_作業課題 1_
社会保障政策についての抜粋を読み、次の問いに答えよ。
(a) 月刊「公明」12月号に寄稿した二人のうち、井手英策先生の師は誰か。
(b) 藤田氏は提言の中で、サービスの無償化を何と呼んでいるか。
(c) 範囲と水準を議論しないと、何に繋がりかねないと述べられているか。
_作業課題 2_
社会保障政策についての抜粋を、最後の文の後から書き継げ。

これからの時代の「新しい社会保障政策」(月刊「公明」12月号)

公明党がこれからベーシック・サービスを進めていくにあたって、このたび出版された月刊「公明」12月号にとても重要なお二人の寄稿が掲載されました。一人は、井手英策先生との共著もある藤田孝典氏。もう一人は、井手英策先生の師である神野直彦先生です。

まずは藤田孝典氏の『これからの時代の「新しい社会保障政策」』と題した提言を紹介したいと思います。

この内容は、これからベーシック・サービスについて踏まえるべき重要な考え方を示したものです。

ベーシック・サービスとはその名の通り、住まい・医療・介護・教育・保育といった『人間が人間らしく生きていくために必要となる』もの、つまり生きるための「基礎」となるサービスを無償化(これを藤田氏は提言の中で『脱商品化』と呼んでいます)したり、現金給付を行うという政策です。

その『必要』をどう考えるのか。

つまり範囲と水準についての考え方が重要になります。これをしっかり議論しないと、サービスの名のもとに際限のない要求と、際限のないバラマキにも繋がってしまいかねません。

_学習資料_
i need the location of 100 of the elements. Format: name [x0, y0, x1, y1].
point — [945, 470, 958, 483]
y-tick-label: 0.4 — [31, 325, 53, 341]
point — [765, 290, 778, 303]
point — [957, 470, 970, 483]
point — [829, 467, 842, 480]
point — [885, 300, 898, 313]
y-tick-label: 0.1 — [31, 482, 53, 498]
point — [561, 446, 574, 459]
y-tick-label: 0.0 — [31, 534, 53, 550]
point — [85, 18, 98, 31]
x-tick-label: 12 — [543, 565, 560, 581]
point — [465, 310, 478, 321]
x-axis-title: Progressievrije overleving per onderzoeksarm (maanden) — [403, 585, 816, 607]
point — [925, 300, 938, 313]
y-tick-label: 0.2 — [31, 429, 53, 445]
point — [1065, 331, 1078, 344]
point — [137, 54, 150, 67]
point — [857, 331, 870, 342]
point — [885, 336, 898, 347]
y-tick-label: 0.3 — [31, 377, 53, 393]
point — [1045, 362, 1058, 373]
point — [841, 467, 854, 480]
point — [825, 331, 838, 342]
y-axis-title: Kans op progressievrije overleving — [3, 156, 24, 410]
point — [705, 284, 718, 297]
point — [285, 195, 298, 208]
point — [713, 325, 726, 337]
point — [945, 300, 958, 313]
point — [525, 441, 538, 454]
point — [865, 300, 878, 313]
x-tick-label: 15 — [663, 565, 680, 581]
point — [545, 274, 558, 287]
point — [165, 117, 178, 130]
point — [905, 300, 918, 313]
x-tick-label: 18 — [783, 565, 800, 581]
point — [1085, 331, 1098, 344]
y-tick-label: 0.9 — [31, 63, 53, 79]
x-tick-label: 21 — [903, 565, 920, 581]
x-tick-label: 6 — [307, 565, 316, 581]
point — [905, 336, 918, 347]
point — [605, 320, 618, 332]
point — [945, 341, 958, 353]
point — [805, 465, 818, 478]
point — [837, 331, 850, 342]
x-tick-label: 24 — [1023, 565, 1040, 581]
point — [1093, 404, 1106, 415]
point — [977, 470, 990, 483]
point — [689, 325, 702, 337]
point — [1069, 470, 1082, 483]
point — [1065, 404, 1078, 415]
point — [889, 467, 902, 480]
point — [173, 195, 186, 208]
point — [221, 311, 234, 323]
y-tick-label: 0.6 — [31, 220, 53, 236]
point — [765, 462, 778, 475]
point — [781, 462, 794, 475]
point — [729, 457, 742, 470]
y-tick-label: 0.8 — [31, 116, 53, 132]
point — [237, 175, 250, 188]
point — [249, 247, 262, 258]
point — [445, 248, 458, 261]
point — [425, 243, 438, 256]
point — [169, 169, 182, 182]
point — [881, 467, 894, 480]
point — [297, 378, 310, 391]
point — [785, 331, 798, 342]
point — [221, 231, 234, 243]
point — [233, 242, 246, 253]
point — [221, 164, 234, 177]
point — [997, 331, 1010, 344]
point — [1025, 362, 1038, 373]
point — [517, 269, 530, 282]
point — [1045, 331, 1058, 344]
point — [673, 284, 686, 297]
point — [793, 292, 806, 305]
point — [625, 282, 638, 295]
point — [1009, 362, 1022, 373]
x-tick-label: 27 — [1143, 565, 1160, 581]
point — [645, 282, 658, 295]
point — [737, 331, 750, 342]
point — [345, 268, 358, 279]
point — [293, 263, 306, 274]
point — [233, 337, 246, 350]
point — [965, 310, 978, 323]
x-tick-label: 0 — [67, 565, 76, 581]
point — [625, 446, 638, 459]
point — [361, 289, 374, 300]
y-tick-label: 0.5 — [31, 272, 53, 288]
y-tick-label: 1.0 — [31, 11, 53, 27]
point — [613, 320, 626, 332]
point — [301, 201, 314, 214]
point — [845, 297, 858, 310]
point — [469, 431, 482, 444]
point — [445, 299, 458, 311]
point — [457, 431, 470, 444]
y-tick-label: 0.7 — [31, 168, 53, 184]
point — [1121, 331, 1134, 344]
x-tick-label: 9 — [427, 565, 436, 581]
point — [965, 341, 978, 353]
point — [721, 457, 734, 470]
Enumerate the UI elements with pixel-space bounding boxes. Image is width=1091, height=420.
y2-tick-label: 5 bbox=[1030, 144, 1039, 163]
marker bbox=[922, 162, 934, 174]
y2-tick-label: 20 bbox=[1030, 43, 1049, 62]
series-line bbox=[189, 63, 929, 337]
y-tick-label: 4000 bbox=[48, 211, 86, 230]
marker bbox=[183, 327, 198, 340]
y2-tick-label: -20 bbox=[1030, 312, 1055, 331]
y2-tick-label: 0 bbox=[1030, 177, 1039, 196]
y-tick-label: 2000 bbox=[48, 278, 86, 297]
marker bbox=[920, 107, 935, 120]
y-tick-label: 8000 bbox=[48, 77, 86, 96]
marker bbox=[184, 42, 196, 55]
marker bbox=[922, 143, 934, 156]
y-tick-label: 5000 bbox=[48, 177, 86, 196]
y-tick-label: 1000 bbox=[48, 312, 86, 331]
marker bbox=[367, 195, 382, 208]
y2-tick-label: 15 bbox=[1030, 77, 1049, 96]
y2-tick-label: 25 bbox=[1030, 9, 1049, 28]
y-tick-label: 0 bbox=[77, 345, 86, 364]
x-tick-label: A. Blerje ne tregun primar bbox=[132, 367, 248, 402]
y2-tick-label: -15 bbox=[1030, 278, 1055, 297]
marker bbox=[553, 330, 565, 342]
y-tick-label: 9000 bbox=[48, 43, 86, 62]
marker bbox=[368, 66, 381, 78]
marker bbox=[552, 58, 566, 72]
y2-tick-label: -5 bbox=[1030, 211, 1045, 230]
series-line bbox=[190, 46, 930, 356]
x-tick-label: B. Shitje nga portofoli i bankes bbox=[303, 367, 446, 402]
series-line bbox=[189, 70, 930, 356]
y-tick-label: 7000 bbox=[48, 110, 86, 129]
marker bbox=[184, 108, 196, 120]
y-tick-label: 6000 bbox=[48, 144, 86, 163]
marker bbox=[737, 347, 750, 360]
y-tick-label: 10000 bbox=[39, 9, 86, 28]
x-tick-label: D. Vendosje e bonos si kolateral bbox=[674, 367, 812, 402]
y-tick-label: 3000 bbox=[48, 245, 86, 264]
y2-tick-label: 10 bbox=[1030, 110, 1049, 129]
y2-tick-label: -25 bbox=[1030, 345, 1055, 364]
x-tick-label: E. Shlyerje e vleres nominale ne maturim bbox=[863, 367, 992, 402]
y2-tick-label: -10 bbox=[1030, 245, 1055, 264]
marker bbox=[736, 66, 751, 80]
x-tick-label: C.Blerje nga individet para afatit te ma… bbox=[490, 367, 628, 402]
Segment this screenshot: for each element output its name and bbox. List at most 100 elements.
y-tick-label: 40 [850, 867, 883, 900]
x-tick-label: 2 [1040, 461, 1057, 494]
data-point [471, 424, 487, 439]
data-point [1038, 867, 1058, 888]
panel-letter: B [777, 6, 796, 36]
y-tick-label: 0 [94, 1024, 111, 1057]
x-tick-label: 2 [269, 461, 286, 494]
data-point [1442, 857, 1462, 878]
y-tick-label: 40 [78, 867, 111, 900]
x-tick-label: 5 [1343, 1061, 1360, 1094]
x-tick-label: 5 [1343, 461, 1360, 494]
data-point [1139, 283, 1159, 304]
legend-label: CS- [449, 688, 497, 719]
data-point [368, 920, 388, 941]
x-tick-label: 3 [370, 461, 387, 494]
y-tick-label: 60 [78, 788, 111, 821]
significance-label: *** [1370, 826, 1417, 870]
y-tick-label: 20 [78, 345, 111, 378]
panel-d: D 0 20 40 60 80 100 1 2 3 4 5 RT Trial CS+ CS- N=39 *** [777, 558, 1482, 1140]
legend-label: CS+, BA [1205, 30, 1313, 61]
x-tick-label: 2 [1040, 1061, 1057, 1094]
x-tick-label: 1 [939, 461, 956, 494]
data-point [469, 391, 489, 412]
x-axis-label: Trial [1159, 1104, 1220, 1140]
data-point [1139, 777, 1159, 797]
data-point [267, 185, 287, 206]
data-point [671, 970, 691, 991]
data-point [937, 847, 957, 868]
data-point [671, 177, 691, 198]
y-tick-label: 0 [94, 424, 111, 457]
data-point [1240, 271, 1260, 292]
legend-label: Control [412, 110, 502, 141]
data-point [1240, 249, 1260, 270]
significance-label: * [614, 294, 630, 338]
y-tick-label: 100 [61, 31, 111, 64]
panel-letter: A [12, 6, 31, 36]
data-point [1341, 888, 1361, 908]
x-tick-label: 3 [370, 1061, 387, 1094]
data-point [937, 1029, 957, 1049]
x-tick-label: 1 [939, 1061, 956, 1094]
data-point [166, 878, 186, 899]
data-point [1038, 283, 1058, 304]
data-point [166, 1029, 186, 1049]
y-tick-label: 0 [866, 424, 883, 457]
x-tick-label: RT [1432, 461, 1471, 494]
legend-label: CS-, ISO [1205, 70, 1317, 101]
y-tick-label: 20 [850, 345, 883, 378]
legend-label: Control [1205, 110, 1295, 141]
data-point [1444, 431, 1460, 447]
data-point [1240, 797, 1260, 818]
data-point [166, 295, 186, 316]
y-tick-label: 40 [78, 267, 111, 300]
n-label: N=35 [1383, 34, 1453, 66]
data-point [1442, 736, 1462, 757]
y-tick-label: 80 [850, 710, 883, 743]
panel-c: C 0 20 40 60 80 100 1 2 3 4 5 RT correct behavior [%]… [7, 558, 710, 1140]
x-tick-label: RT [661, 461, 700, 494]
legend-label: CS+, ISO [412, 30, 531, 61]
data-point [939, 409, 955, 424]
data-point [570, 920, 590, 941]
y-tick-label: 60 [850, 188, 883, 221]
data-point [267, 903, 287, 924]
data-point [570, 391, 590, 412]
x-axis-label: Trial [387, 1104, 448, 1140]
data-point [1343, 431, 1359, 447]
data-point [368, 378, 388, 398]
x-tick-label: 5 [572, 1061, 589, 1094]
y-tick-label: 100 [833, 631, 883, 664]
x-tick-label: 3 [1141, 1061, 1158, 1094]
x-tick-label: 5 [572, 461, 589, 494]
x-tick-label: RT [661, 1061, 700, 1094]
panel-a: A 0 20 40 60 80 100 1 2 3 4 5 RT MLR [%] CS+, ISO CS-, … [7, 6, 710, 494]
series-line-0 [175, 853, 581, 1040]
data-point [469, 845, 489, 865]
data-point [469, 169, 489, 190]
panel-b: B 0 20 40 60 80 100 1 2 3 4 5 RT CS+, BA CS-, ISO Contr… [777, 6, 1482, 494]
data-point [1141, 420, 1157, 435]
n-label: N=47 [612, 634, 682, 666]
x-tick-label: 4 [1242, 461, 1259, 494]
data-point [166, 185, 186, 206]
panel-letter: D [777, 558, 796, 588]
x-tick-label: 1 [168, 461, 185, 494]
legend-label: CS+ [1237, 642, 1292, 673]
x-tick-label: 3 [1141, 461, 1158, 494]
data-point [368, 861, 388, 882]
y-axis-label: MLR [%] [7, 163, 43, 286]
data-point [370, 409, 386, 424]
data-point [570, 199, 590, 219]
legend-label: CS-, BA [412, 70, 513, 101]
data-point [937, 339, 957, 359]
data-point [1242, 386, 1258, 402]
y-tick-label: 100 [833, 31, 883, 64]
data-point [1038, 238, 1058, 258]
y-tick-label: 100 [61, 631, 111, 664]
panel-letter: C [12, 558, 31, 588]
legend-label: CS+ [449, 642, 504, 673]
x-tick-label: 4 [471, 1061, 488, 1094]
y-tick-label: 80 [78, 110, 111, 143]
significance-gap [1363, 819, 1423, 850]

_記述解答 1_
(a) 神野直彦先生
(b) 脱商品化
(c) サービスの名のもとでの際限のない要求と、際限のないバラマキ

_記述解答 2_
一方でこの『必要』も、時代によって変化するものです。

たとえば不妊治療。公明党が現在進めているこれへの保険適用も、これまで一部の人にとってのニーズだったものが、現在では少子化対策という社会政策も含めた多くの人のニーズとなっていることで推進しているわけです。つまり、ニーズというものはたえず変化するという認識が大切です。

そうしたことから、提言で藤田氏は『ベーシック・サービスの無償化、低負担化による「脱商品化」政策を進める際には、丁寧に市民生活を分析しなければならない』と述べています。

そのうえで藤田氏は、このベーシック・サービスとされるものの中に「通信」を挙げています。僕は、これは重要な指摘だと思います。

公明党がこれまで推進し、菅総理も政権の出発から掲げた携帯電話料金値下げは、家計負担の軽減として議論されています。たしかに低所得世帯ほど家計に占める携帯電話料金の割合は大きいのが事実です。(付け加えば、僕は日ごろいろんな方に接して、低所得世帯ほど格安SIMを使っていないのでは、という感想を持っています。)
ただこの議論について、僕は家計負担という面にとどまるべきではないと考えます。携帯電話は社会的に弱い立場にある方が、様々な支援に繋がるための重要なインフラであるという視点も重要だと思います。事情によっては、支援者がご家庭に訪問できない場合もあります。そうしたときに、携帯電話は支援者が当人と繋がるための唯一の糸になりますが、その糸が料金滞納によって切れてしまうと、支援との繋がりも切れてしまう。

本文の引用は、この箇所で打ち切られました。